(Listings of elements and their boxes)
────────
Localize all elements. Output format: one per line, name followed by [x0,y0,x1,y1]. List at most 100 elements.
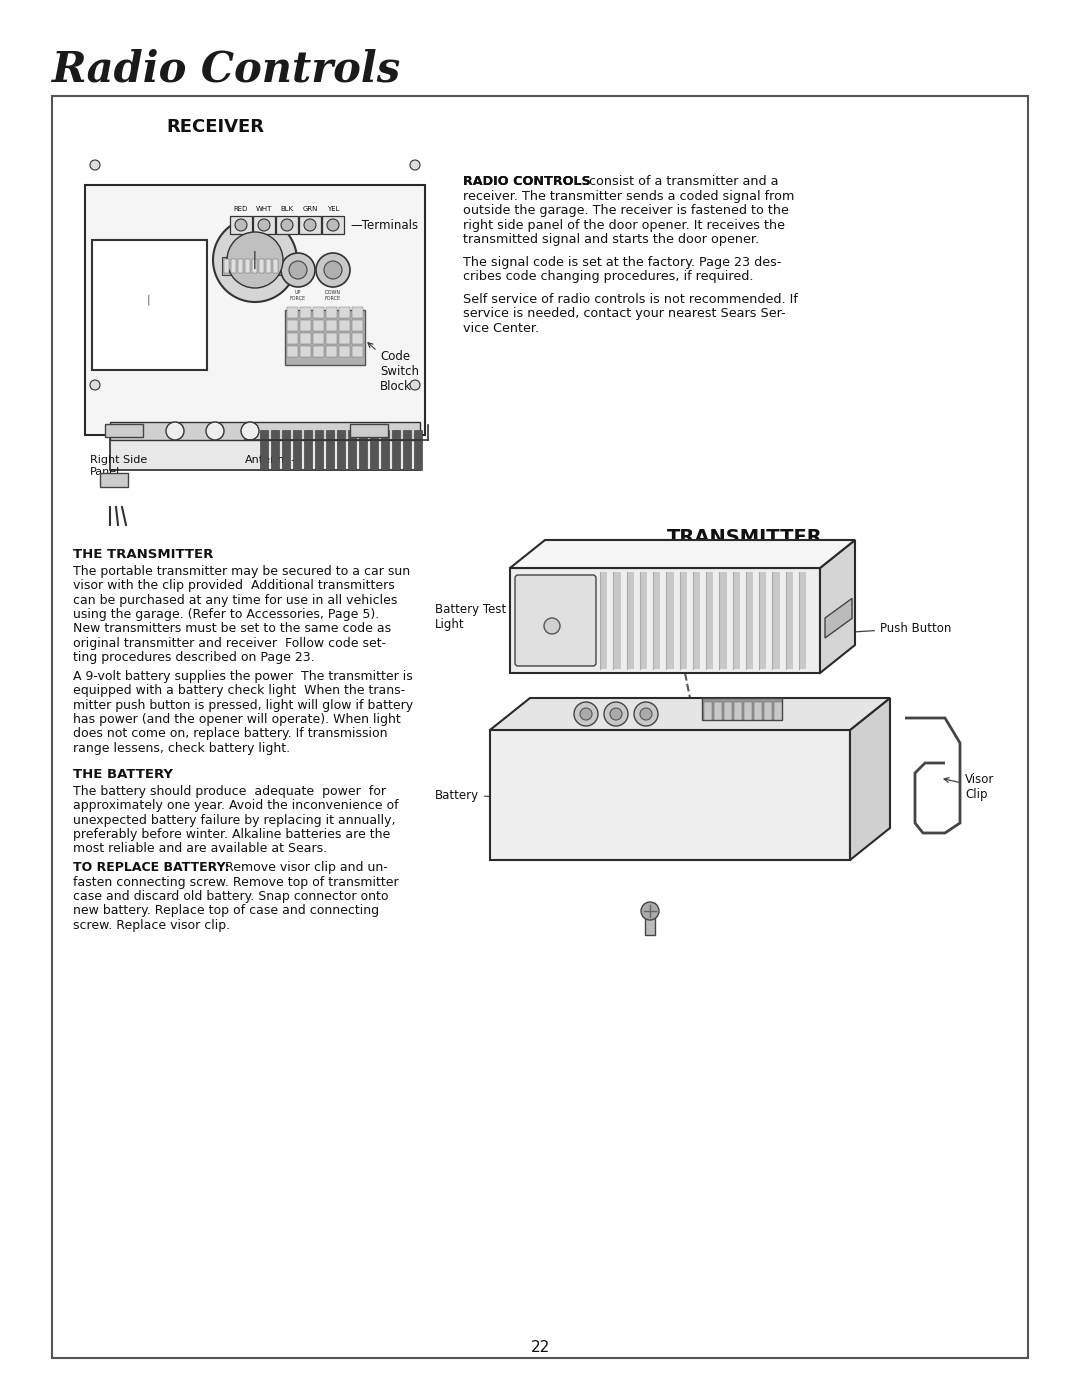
Bar [85,186,426,434]
Circle shape [580,708,592,720]
Bar [714,703,723,720]
Polygon shape [510,540,855,568]
Text: New transmitters must be set to the same code as: New transmitters must be set to the same… [73,623,391,635]
Bar [300,346,311,358]
Text: The battery should produce  adequate  power  for: The battery should produce adequate powe… [73,785,386,797]
FancyBboxPatch shape [515,575,596,666]
Text: RADIO CONTROLS: RADIO CONTROLS [463,175,595,188]
Text: original transmitter and receiver  Follow code set-: original transmitter and receiver Follow… [73,637,387,649]
Circle shape [642,902,659,920]
Text: Antenna—: Antenna— [245,455,303,465]
Bar [271,430,279,470]
Bar [100,473,129,487]
Bar [359,430,367,470]
Text: TRANSMITTER: TRANSMITTER [667,528,823,547]
Circle shape [166,422,184,440]
Text: Self service of radio controls is not recommended. If: Self service of radio controls is not re… [463,293,798,305]
Circle shape [610,708,622,720]
Circle shape [544,617,561,634]
Text: consist of a transmitter and a: consist of a transmitter and a [585,175,779,188]
Bar [732,572,740,670]
Text: Battery Test
Light: Battery Test Light [435,604,548,631]
Circle shape [281,253,315,287]
Bar [266,258,271,274]
Bar [326,346,337,358]
Text: Visor
Clip: Visor Clip [944,773,995,802]
Bar [282,430,291,470]
Bar [666,572,674,670]
Text: can be purchased at any time for use in all vehicles: can be purchased at any time for use in … [73,594,397,606]
Text: right side panel of the door opener. It receives the: right side panel of the door opener. It … [463,219,785,231]
Circle shape [604,703,627,726]
Bar [754,703,762,720]
Circle shape [324,261,342,279]
Text: has power (and the opener will operate). When light: has power (and the opener will operate).… [73,714,401,726]
Text: Right Side
Panel: Right Side Panel [90,455,147,477]
Text: TO REPLACE BATTERY:: TO REPLACE BATTERY: [73,861,229,874]
Bar [692,572,700,670]
Text: BLK: BLK [281,206,294,212]
Circle shape [634,703,658,726]
Circle shape [289,261,307,279]
Bar [260,430,268,470]
Text: outside the garage. The receiver is fastened to the: outside the garage. The receiver is fast… [463,204,788,217]
Bar [746,572,753,670]
Bar [370,430,378,470]
Bar [759,572,767,670]
Polygon shape [825,598,852,638]
Bar [772,572,780,670]
Text: YEL: YEL [327,206,339,212]
Text: |: | [146,294,150,305]
Bar [679,572,687,670]
Bar [300,320,311,331]
Bar [252,258,257,274]
Text: unexpected battery failure by replacing it annually,: unexpected battery failure by replacing … [73,814,395,826]
Text: UP
FORCE: UP FORCE [289,290,306,301]
Text: DOWN
FORCE: DOWN FORCE [325,290,341,301]
Text: approximately one year. Avoid the inconvenience of: approximately one year. Avoid the inconv… [73,799,399,813]
Text: Push Button: Push Button [841,622,951,635]
Circle shape [410,380,420,390]
Polygon shape [510,568,820,672]
Polygon shape [490,698,890,730]
Bar [110,430,420,470]
Bar [273,258,278,274]
Text: preferably before winter. Alkaline batteries are the: preferably before winter. Alkaline batte… [73,828,390,840]
Polygon shape [850,698,890,859]
Bar [276,216,298,234]
Bar [639,572,647,670]
Bar [339,307,350,318]
Bar [326,320,337,331]
Circle shape [640,708,652,720]
Bar [613,572,621,670]
Polygon shape [820,540,855,672]
Text: new battery. Replace top of case and connecting: new battery. Replace top of case and con… [73,905,379,917]
Polygon shape [490,730,850,859]
Text: A 9-volt battery supplies the power  The transmitter is: A 9-volt battery supplies the power The … [73,670,413,683]
Bar [352,307,363,318]
Text: GRN: GRN [302,206,318,212]
Text: RADIO CONTROLS: RADIO CONTROLS [463,175,591,188]
Circle shape [410,160,420,170]
Bar [313,346,324,358]
Bar [352,346,363,358]
Bar [352,333,363,344]
Circle shape [90,160,100,170]
Bar [313,307,324,318]
Bar [785,572,793,670]
Bar [352,320,363,331]
Bar [704,703,712,720]
Circle shape [213,219,297,302]
Bar [724,703,732,720]
Bar [403,430,411,470]
Bar [313,320,324,331]
Circle shape [235,219,247,231]
Circle shape [303,219,316,231]
Bar [105,424,143,437]
Text: WHT: WHT [256,206,272,212]
Bar [287,346,298,358]
Circle shape [316,253,350,287]
Bar [287,333,298,344]
Bar [231,258,237,274]
Circle shape [327,219,339,231]
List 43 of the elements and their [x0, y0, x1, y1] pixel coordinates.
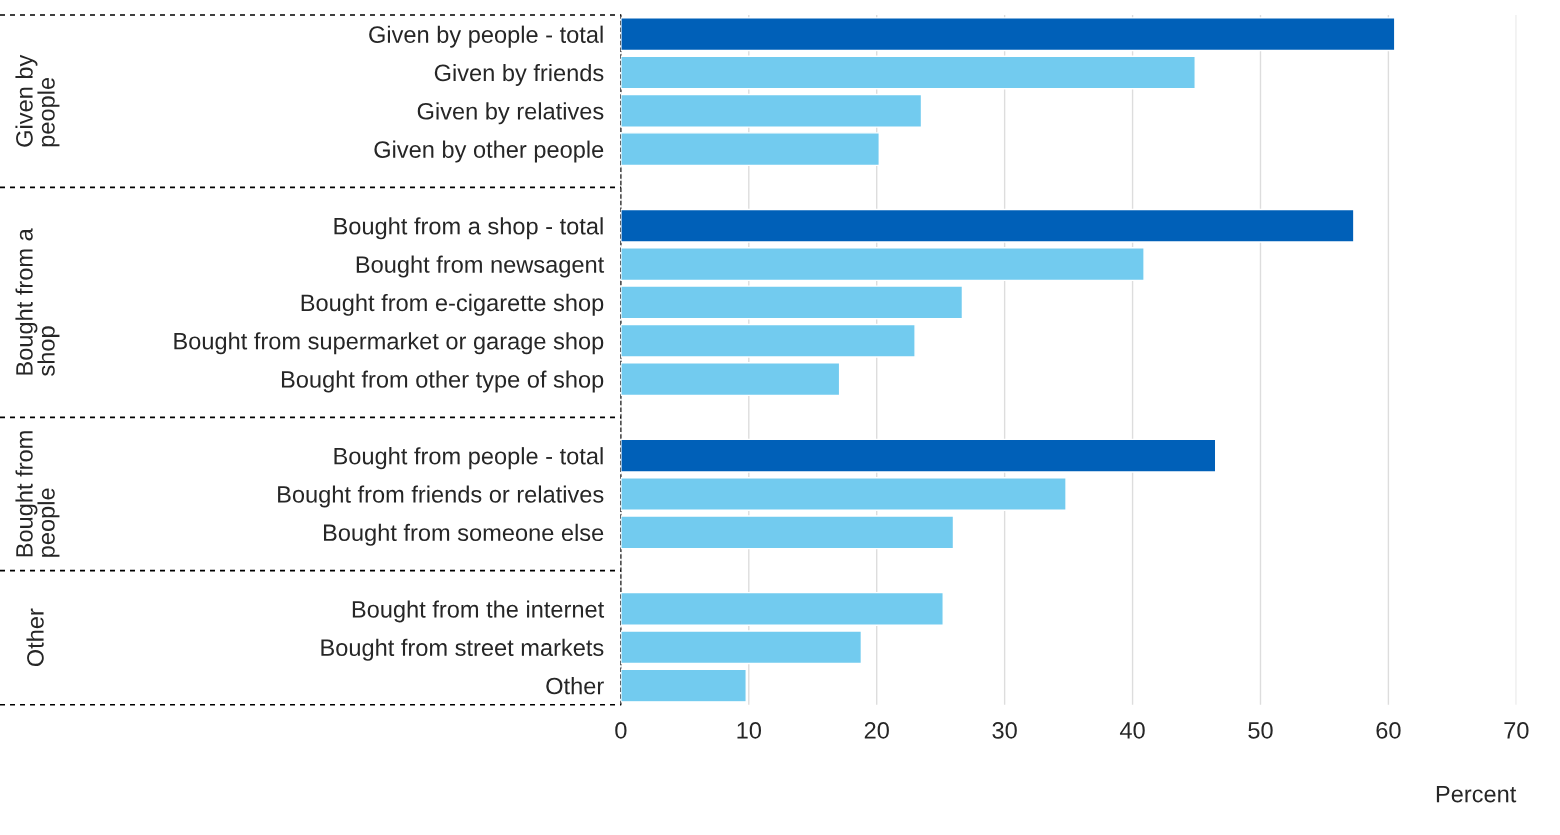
────────
**WRITTEN PROBLEM**
Copy every line of the listing above word for word, leaving out the pictures.

**SOLUTION**
Localize all elements. Output format: one per line, name followed by [x0,y0,x1,y1]. List at most 100 elements.
Bar [85,186,426,434]
Circle shape [580,708,592,720]
Bar [714,703,723,720]
Polygon shape [510,540,855,568]
Text: New transmitters must be set to the same code as: New transmitters must be set to the same… [73,623,391,635]
Bar [300,346,311,358]
Text: The battery should produce  adequate  power  for: The battery should produce adequate powe… [73,785,386,797]
FancyBboxPatch shape [515,575,596,666]
Text: RADIO CONTROLS: RADIO CONTROLS [463,175,595,188]
Text: original transmitter and receiver  Follow code set-: original transmitter and receiver Follow… [73,637,387,649]
Circle shape [642,902,659,920]
Text: Antenna—: Antenna— [245,455,303,465]
Bar [271,430,279,470]
Bar [100,473,129,487]
Bar [359,430,367,470]
Text: TRANSMITTER: TRANSMITTER [667,528,823,547]
Circle shape [166,422,184,440]
Text: Self service of radio controls is not recommended. If: Self service of radio controls is not re… [463,293,798,305]
Circle shape [610,708,622,720]
Circle shape [544,617,561,634]
Text: consist of a transmitter and a: consist of a transmitter and a [585,175,779,188]
Bar [732,572,740,670]
Text: Battery Test
Light: Battery Test Light [435,604,548,631]
Circle shape [281,253,315,287]
Bar [266,258,271,274]
Bar [326,346,337,358]
Text: Visor
Clip: Visor Clip [944,773,995,802]
Bar [282,430,291,470]
Bar [666,572,674,670]
Text: can be purchased at any time for use in all vehicles: can be purchased at any time for use in … [73,594,397,606]
Text: right side panel of the door opener. It receives the: right side panel of the door opener. It … [463,219,785,231]
Circle shape [604,703,627,726]
Bar [754,703,762,720]
Circle shape [324,261,342,279]
Text: has power (and the opener will operate). When light: has power (and the opener will operate).… [73,714,401,726]
Text: Right Side
Panel: Right Side Panel [90,455,147,477]
Text: TO REPLACE BATTERY:: TO REPLACE BATTERY: [73,861,229,874]
Bar [692,572,700,670]
Text: BLK: BLK [281,206,294,212]
Circle shape [634,703,658,726]
Circle shape [289,261,307,279]
Bar [260,430,268,470]
Text: outside the garage. The receiver is fastened to the: outside the garage. The receiver is fast… [463,204,788,217]
Bar [746,572,753,670]
Bar [370,430,378,470]
Bar [759,572,767,670]
Polygon shape [825,598,852,638]
Bar [772,572,780,670]
Text: YEL: YEL [327,206,339,212]
Text: |: | [146,294,150,305]
Bar [679,572,687,670]
Bar [300,320,311,331]
Bar [252,258,257,274]
Text: unexpected battery failure by replacing it annually,: unexpected battery failure by replacing … [73,814,395,826]
Text: UP
FORCE: UP FORCE [289,290,306,301]
Text: DOWN
FORCE: DOWN FORCE [325,290,341,301]
Text: approximately one year. Avoid the inconvenience of: approximately one year. Avoid the inconv… [73,799,399,813]
Text: Push Button: Push Button [841,622,951,635]
Circle shape [410,380,420,390]
Polygon shape [510,568,820,672]
Polygon shape [490,698,890,730]
Bar [110,430,420,470]
Bar [273,258,278,274]
Text: preferably before winter. Alkaline batteries are the: preferably before winter. Alkaline batte… [73,828,390,840]
Polygon shape [850,698,890,859]
Bar [276,216,298,234]
Bar [639,572,647,670]
Bar [339,307,350,318]
Bar [326,320,337,331]
Circle shape [640,708,652,720]
Bar [613,572,621,670]
Polygon shape [820,540,855,672]
Text: new battery. Replace top of case and connecting: new battery. Replace top of case and con… [73,905,379,917]
Polygon shape [490,730,850,859]
Text: A 9-volt battery supplies the power  The transmitter is: A 9-volt battery supplies the power The … [73,670,413,683]
Bar [352,307,363,318]
Text: GRN: GRN [302,206,318,212]
Text: RADIO CONTROLS: RADIO CONTROLS [463,175,591,188]
Circle shape [410,160,420,170]
Bar [313,346,324,358]
Bar [352,346,363,358]
Bar [352,333,363,344]
Circle shape [90,160,100,170]
Bar [313,307,324,318]
Bar [785,572,793,670]
Bar [352,320,363,331]
Bar [704,703,712,720]
Circle shape [213,219,297,302]
Bar [724,703,732,720]
Bar [403,430,411,470]
Bar [313,320,324,331]
Circle shape [235,219,247,231]
Circle shape [303,219,316,231]
Bar [105,424,143,437]
Text: WHT: WHT [256,206,272,212]
Bar [287,346,298,358]
Circle shape [316,253,350,287]
Bar [287,333,298,344]
Bar [231,258,237,274]
Circle shape [327,219,339,231]
List 43 of the elements and their [x0, y0, x1, y1] pixel coordinates.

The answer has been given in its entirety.